■ **Exercise objective**: Spot every line with the word "bottom" and return it.

■ **Given records**:
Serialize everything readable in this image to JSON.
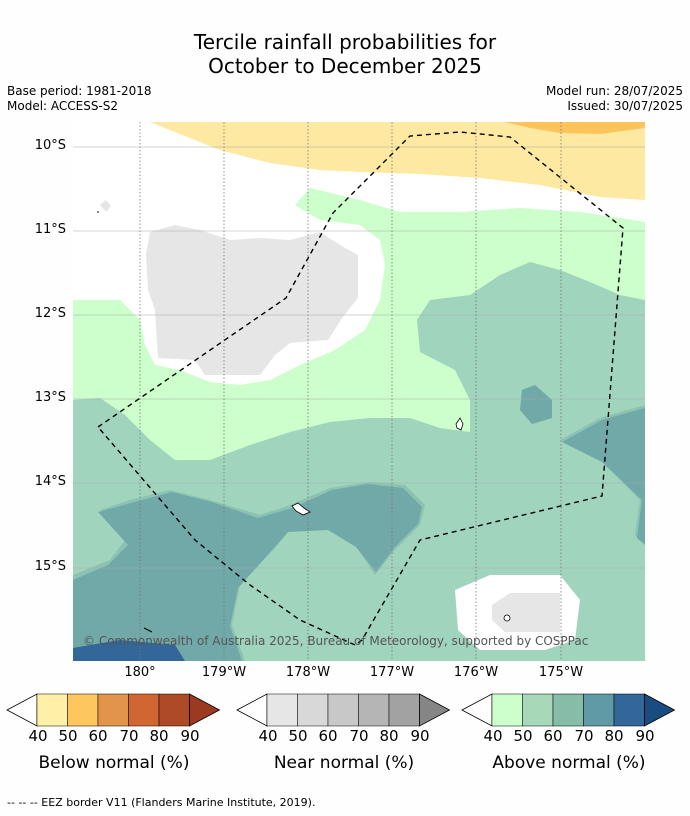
{
  "title": {
    "line1": "Tercile rainfall probabilities for",
    "line2": "October to December 2025"
  },
  "meta": {
    "base_period": "Base period: 1981-2018",
    "model": "Model: ACCESS-S2",
    "model_run": "Model run: 28/07/2025",
    "issued": "Issued: 30/07/2025"
  },
  "map": {
    "lat_labels": [
      "10°S",
      "11°S",
      "12°S",
      "13°S",
      "14°S",
      "15°S"
    ],
    "lon_labels": [
      "180°",
      "179°W",
      "178°W",
      "177°W",
      "176°W",
      "175°W"
    ],
    "copyright": "© Commonwealth of Australia 2025, Bureau of Meteorology, supported by COSPPac",
    "colors": {
      "below_40": "#fde9a1",
      "below_50": "#fdc45c",
      "near_40": "#e6e6e6",
      "above_40": "#ccffcc",
      "above_50": "#a0d4bc",
      "above_60": "#8cc2b1",
      "above_70": "#71a8a8",
      "above_80": "#336699",
      "above_90": "#1b4f80",
      "land": "#ffffff"
    }
  },
  "colorbars": [
    {
      "title": "Below normal (%)",
      "ticks": [
        "40",
        "50",
        "60",
        "70",
        "80",
        "90"
      ],
      "colors": [
        "#fef0a6",
        "#fdc65f",
        "#e2944a",
        "#d06632",
        "#ae4a27",
        "#9c3a21"
      ]
    },
    {
      "title": "Near normal (%)",
      "ticks": [
        "40",
        "50",
        "60",
        "70",
        "80",
        "90"
      ],
      "colors": [
        "#e6e6e6",
        "#d8d8d8",
        "#c8c8c8",
        "#b5b5b5",
        "#a2a2a2",
        "#858585"
      ]
    },
    {
      "title": "Above normal (%)",
      "ticks": [
        "40",
        "50",
        "60",
        "70",
        "80",
        "90"
      ],
      "colors": [
        "#ccffcc",
        "#a7d8b8",
        "#87bca8",
        "#5f9aa6",
        "#336699",
        "#1a4c82"
      ]
    }
  ],
  "footer": "--  --  -- EEZ border V11 (Flanders Marine Institute, 2019)."
}
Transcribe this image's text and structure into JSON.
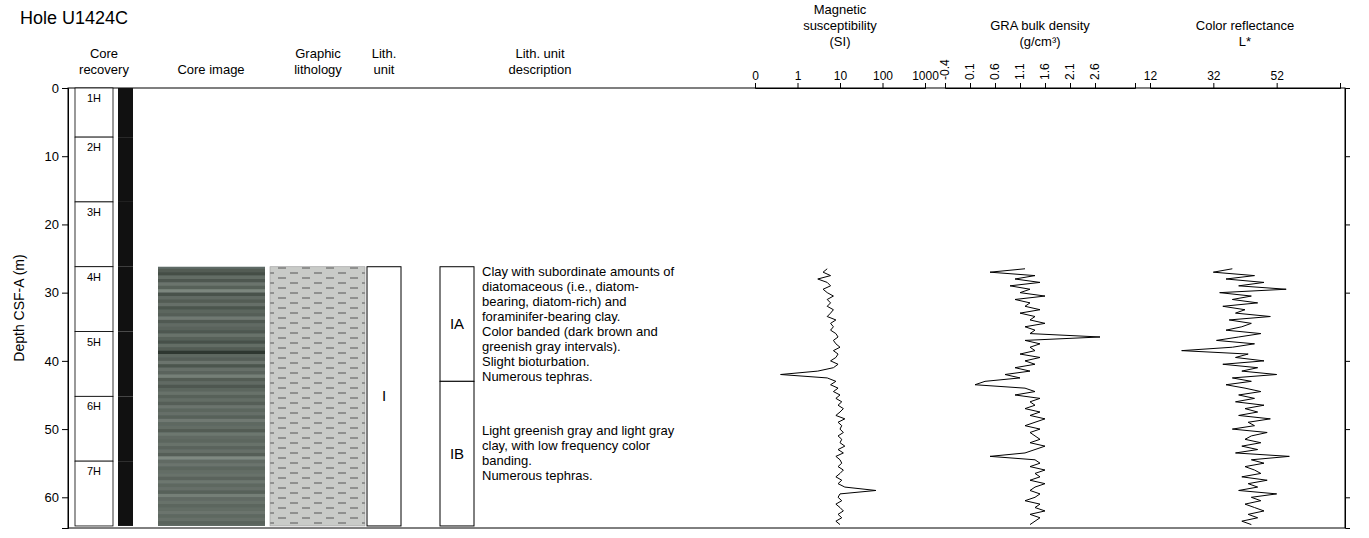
{
  "title": "Hole U1424C",
  "depth_axis": {
    "label": "Depth CSF-A (m)",
    "ylim": [
      0,
      64.5
    ],
    "yticks": [
      0,
      10,
      20,
      30,
      40,
      50,
      60
    ]
  },
  "column_heads": {
    "recovery": "Core recovery",
    "image": "Core image",
    "lithology": "Graphic lithology",
    "unit": "Lith. unit",
    "description": "Lith. unit description"
  },
  "cores": [
    {
      "name": "1H",
      "top": 0,
      "bottom": 7.2
    },
    {
      "name": "2H",
      "top": 7.2,
      "bottom": 16.7
    },
    {
      "name": "3H",
      "top": 16.7,
      "bottom": 26.2
    },
    {
      "name": "4H",
      "top": 26.2,
      "bottom": 35.7
    },
    {
      "name": "5H",
      "top": 35.7,
      "bottom": 45.2
    },
    {
      "name": "6H",
      "top": 45.2,
      "bottom": 54.7
    },
    {
      "name": "7H",
      "top": 54.7,
      "bottom": 64.2
    }
  ],
  "units": [
    {
      "name": "I",
      "top": 26.2,
      "bottom": 64.2
    }
  ],
  "subunits": [
    {
      "name": "IA",
      "top": 26.2,
      "bottom": 43.0,
      "description": [
        "Clay with subordinate amounts of diatomaceous (i.e., diatom-bearing, diatom-rich) and foraminifer-bearing clay.",
        "Color banded (dark brown and greenish gray intervals).",
        "Slight bioturbation.",
        "Numerous tephras."
      ]
    },
    {
      "name": "IB",
      "top": 43.0,
      "bottom": 64.2,
      "description": [
        "Light greenish gray and light gray clay, with low frequency color banding.",
        "Numerous tephras."
      ]
    }
  ],
  "chart_data": [
    {
      "type": "line",
      "title": "Magnetic susceptibility",
      "xlabel": "(SI)",
      "log": "x",
      "xlim": [
        0.1,
        1000
      ],
      "xticks": [
        {
          "value": 0.1,
          "label": "0"
        },
        1,
        10,
        100,
        1000
      ],
      "y": [
        26.5,
        27,
        27.5,
        28,
        28.5,
        29,
        29.5,
        30,
        30.5,
        31,
        31.5,
        32,
        32.5,
        33,
        33.5,
        34,
        34.5,
        35,
        35.5,
        36,
        36.5,
        37,
        37.5,
        38,
        38.5,
        39,
        39.5,
        40,
        40.5,
        41,
        41.5,
        42,
        42.5,
        43,
        43.5,
        44,
        44.5,
        45,
        45.5,
        46,
        46.5,
        47,
        47.5,
        48,
        48.5,
        49,
        49.5,
        50,
        50.5,
        51,
        51.5,
        52,
        52.5,
        53,
        53.5,
        54,
        54.5,
        55,
        55.5,
        56,
        56.5,
        57,
        57.5,
        58,
        58.5,
        59,
        59.5,
        60,
        60.5,
        61,
        61.5,
        62,
        62.5,
        63,
        63.5,
        64
      ],
      "series": [
        {
          "color": "#000000",
          "values": [
            5,
            4,
            6,
            3,
            5,
            6,
            4,
            5,
            7,
            5,
            6,
            5,
            7,
            6,
            5,
            8,
            6,
            7,
            6,
            8,
            9,
            7,
            8,
            10,
            7,
            9,
            8,
            6,
            9,
            7,
            3,
            0.4,
            5,
            8,
            6,
            9,
            7,
            10,
            8,
            11,
            9,
            12,
            10,
            8,
            13,
            9,
            11,
            10,
            12,
            9,
            11,
            10,
            13,
            9,
            12,
            8,
            10,
            11,
            9,
            12,
            10,
            8,
            11,
            9,
            13,
            70,
            10,
            9,
            11,
            8,
            10,
            12,
            9,
            11,
            8,
            10
          ]
        }
      ]
    },
    {
      "type": "line",
      "title": "GRA bulk density",
      "xlabel": "(g/cm³)",
      "xlim": [
        -0.4,
        3.4
      ],
      "xticks": [
        -0.4,
        0.1,
        0.6,
        1.1,
        1.6,
        2.1,
        2.6
      ],
      "y": [
        26.5,
        27,
        27.5,
        28,
        28.5,
        29,
        29.5,
        30,
        30.5,
        31,
        31.5,
        32,
        32.5,
        33,
        33.5,
        34,
        34.5,
        35,
        35.5,
        36,
        36.5,
        37,
        37.5,
        38,
        38.5,
        39,
        39.5,
        40,
        40.5,
        41,
        41.5,
        42,
        42.5,
        43,
        43.5,
        44,
        44.5,
        45,
        45.5,
        46,
        46.5,
        47,
        47.5,
        48,
        48.5,
        49,
        49.5,
        50,
        50.5,
        51,
        51.5,
        52,
        52.5,
        53,
        53.5,
        54,
        54.5,
        55,
        55.5,
        56,
        56.5,
        57,
        57.5,
        58,
        58.5,
        59,
        59.5,
        60,
        60.5,
        61,
        61.5,
        62,
        62.5,
        63,
        63.5,
        64
      ],
      "series": [
        {
          "color": "#000000",
          "values": [
            1.2,
            0.5,
            1.4,
            1.0,
            1.5,
            0.9,
            1.3,
            1.1,
            1.6,
            1.0,
            1.3,
            1.2,
            1.5,
            1.1,
            1.4,
            1.3,
            1.6,
            1.2,
            1.4,
            1.3,
            2.7,
            1.2,
            1.5,
            1.3,
            1.4,
            1.1,
            1.5,
            1.2,
            1.4,
            1.0,
            1.3,
            0.8,
            1.1,
            0.4,
            0.2,
            1.2,
            1.4,
            1.0,
            1.5,
            1.3,
            1.4,
            1.2,
            1.5,
            1.3,
            1.6,
            1.4,
            1.2,
            1.5,
            1.3,
            1.4,
            1.5,
            1.3,
            1.6,
            1.4,
            1.2,
            0.5,
            1.4,
            1.5,
            1.3,
            1.6,
            1.4,
            1.5,
            1.3,
            1.6,
            1.4,
            1.3,
            1.5,
            1.4,
            1.2,
            1.5,
            1.4,
            1.6,
            1.3,
            1.5,
            1.4,
            1.3
          ]
        }
      ]
    },
    {
      "type": "line",
      "title": "Color reflectance",
      "xlabel": "L*",
      "xlim": [
        12,
        72
      ],
      "xticks": [
        12,
        32,
        52
      ],
      "y": [
        26.5,
        27,
        27.5,
        28,
        28.5,
        29,
        29.5,
        30,
        30.5,
        31,
        31.5,
        32,
        32.5,
        33,
        33.5,
        34,
        34.5,
        35,
        35.5,
        36,
        36.5,
        37,
        37.5,
        38,
        38.5,
        39,
        39.5,
        40,
        40.5,
        41,
        41.5,
        42,
        42.5,
        43,
        43.5,
        44,
        44.5,
        45,
        45.5,
        46,
        46.5,
        47,
        47.5,
        48,
        48.5,
        49,
        49.5,
        50,
        50.5,
        51,
        51.5,
        52,
        52.5,
        53,
        53.5,
        54,
        54.5,
        55,
        55.5,
        56,
        56.5,
        57,
        57.5,
        58,
        58.5,
        59,
        59.5,
        60,
        60.5,
        61,
        61.5,
        62,
        62.5,
        63,
        63.5,
        64
      ],
      "series": [
        {
          "color": "#000000",
          "values": [
            38,
            32,
            45,
            36,
            48,
            40,
            55,
            34,
            44,
            38,
            46,
            35,
            42,
            39,
            50,
            37,
            44,
            41,
            36,
            47,
            40,
            33,
            45,
            38,
            22,
            43,
            39,
            48,
            35,
            46,
            41,
            52,
            38,
            44,
            36,
            42,
            47,
            40,
            45,
            39,
            48,
            42,
            46,
            40,
            50,
            43,
            45,
            38,
            49,
            44,
            42,
            47,
            41,
            46,
            39,
            56,
            44,
            48,
            42,
            45,
            47,
            41,
            49,
            43,
            46,
            40,
            52,
            44,
            47,
            42,
            45,
            48,
            43,
            46,
            41,
            44
          ]
        }
      ]
    }
  ]
}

■ **Exercise answer**:
      "bottom": 7.2
      "bottom": 16.7
      "bottom": 26.2
      "bottom": 35.7
      "bottom": 45.2
      "bottom": 54.7
      "bottom": 64.2
      "bottom": 64.2
      "bottom": 43.0,
      "bottom": 64.2,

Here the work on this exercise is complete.